**PROBLEM REQUIREMENTS:**
Rename "y-tick-label" to "y-axis-tick" throughout the lines running from the start of the records through the line holding "- x-tick-label: 8: [577, 544, 587, 562]", inclusive. Reproduce only those lines, with everything else unchanged.

Coordinate annotation records
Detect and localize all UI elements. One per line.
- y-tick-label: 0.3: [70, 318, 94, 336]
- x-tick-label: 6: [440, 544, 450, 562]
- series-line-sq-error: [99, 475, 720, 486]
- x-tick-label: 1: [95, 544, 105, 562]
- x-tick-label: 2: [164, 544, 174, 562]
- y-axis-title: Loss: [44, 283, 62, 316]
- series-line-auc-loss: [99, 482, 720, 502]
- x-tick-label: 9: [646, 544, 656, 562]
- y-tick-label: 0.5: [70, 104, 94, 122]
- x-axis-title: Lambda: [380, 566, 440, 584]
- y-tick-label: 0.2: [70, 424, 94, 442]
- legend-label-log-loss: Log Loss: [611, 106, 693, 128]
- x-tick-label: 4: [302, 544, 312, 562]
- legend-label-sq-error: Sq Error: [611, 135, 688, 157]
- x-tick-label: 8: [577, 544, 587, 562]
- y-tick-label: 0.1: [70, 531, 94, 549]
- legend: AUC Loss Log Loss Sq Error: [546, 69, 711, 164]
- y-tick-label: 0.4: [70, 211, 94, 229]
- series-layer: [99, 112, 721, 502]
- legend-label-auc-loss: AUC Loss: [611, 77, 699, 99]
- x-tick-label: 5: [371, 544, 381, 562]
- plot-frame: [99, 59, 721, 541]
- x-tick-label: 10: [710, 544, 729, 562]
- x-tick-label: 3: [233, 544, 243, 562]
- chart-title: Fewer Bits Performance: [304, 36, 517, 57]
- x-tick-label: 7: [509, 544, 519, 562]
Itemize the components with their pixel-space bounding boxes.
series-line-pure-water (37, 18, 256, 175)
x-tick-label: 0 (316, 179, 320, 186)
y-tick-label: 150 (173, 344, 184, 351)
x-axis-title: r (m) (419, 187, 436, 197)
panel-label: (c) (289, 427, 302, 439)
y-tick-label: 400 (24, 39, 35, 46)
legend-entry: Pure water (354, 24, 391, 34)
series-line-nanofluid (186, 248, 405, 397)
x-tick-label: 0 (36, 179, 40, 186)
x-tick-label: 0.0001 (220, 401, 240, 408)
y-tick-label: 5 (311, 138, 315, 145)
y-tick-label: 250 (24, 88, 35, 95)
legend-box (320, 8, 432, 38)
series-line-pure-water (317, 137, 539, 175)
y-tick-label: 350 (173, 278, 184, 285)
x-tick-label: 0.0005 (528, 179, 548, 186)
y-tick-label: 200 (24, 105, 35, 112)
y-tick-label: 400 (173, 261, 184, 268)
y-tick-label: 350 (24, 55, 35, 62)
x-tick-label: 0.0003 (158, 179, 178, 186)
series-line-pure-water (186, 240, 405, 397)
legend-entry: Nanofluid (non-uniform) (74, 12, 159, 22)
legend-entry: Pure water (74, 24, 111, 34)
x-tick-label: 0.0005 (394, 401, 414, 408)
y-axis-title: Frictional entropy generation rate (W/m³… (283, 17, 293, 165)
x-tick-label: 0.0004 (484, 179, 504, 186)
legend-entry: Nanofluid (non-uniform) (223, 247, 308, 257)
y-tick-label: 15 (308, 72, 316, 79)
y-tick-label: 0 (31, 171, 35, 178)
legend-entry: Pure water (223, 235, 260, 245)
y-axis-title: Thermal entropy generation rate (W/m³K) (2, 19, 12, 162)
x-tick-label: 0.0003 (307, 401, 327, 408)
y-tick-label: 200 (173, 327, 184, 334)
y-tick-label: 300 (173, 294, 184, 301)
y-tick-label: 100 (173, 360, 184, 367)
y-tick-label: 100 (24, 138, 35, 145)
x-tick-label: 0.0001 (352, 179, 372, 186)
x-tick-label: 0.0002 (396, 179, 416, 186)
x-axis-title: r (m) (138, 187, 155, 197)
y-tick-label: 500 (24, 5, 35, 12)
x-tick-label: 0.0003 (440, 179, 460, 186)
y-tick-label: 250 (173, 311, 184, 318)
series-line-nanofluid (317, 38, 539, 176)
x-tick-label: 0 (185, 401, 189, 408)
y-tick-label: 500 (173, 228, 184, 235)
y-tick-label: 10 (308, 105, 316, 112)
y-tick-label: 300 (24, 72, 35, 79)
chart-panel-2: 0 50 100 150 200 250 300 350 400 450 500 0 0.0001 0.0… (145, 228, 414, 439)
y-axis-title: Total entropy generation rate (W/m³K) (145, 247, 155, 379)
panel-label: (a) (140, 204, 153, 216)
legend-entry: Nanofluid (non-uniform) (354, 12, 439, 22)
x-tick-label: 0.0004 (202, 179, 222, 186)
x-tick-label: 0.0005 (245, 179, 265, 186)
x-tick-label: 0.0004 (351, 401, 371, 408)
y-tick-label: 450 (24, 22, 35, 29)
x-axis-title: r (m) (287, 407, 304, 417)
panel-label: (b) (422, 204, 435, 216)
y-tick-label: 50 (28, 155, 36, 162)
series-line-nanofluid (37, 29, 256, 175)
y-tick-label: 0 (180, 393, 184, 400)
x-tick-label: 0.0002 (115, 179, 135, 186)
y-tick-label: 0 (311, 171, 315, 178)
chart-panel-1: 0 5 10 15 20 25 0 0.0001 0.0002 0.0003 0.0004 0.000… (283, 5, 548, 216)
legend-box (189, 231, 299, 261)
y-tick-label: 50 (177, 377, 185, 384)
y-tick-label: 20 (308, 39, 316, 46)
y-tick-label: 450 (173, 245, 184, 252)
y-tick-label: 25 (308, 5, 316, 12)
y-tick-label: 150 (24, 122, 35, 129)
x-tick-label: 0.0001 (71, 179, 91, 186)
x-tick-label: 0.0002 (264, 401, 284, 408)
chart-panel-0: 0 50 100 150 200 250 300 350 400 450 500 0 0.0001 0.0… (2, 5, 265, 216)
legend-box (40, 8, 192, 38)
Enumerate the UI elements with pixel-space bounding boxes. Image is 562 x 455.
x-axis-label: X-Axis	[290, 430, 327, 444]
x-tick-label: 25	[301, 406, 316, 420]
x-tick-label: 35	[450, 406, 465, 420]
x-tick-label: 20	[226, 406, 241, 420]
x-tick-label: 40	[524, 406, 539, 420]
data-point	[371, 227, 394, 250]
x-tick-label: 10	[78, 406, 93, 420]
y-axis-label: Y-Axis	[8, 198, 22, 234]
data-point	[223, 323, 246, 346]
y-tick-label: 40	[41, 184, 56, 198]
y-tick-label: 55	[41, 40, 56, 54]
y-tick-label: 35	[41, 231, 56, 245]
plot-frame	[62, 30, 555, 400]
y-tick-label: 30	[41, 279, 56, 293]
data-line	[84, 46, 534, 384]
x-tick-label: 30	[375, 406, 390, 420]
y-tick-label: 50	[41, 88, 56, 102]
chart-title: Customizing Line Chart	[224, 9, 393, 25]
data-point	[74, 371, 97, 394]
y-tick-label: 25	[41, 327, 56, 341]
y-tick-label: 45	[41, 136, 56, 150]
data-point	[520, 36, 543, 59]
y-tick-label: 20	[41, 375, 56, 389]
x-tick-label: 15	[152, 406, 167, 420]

**OUTPUT OF THE EXERCISE:**
Detect and localize all UI elements. One per line.
- y-axis-tick: 0.3: [70, 318, 94, 336]
- x-tick-label: 6: [440, 544, 450, 562]
- series-line-sq-error: [99, 475, 720, 486]
- x-tick-label: 1: [95, 544, 105, 562]
- x-tick-label: 2: [164, 544, 174, 562]
- y-axis-title: Loss: [44, 283, 62, 316]
- series-line-auc-loss: [99, 482, 720, 502]
- x-tick-label: 9: [646, 544, 656, 562]
- y-axis-tick: 0.5: [70, 104, 94, 122]
- x-axis-title: Lambda: [380, 566, 440, 584]
- y-axis-tick: 0.2: [70, 424, 94, 442]
- legend-label-log-loss: Log Loss: [611, 106, 693, 128]
- x-tick-label: 4: [302, 544, 312, 562]
- legend-label-sq-error: Sq Error: [611, 135, 688, 157]
- x-tick-label: 8: [577, 544, 587, 562]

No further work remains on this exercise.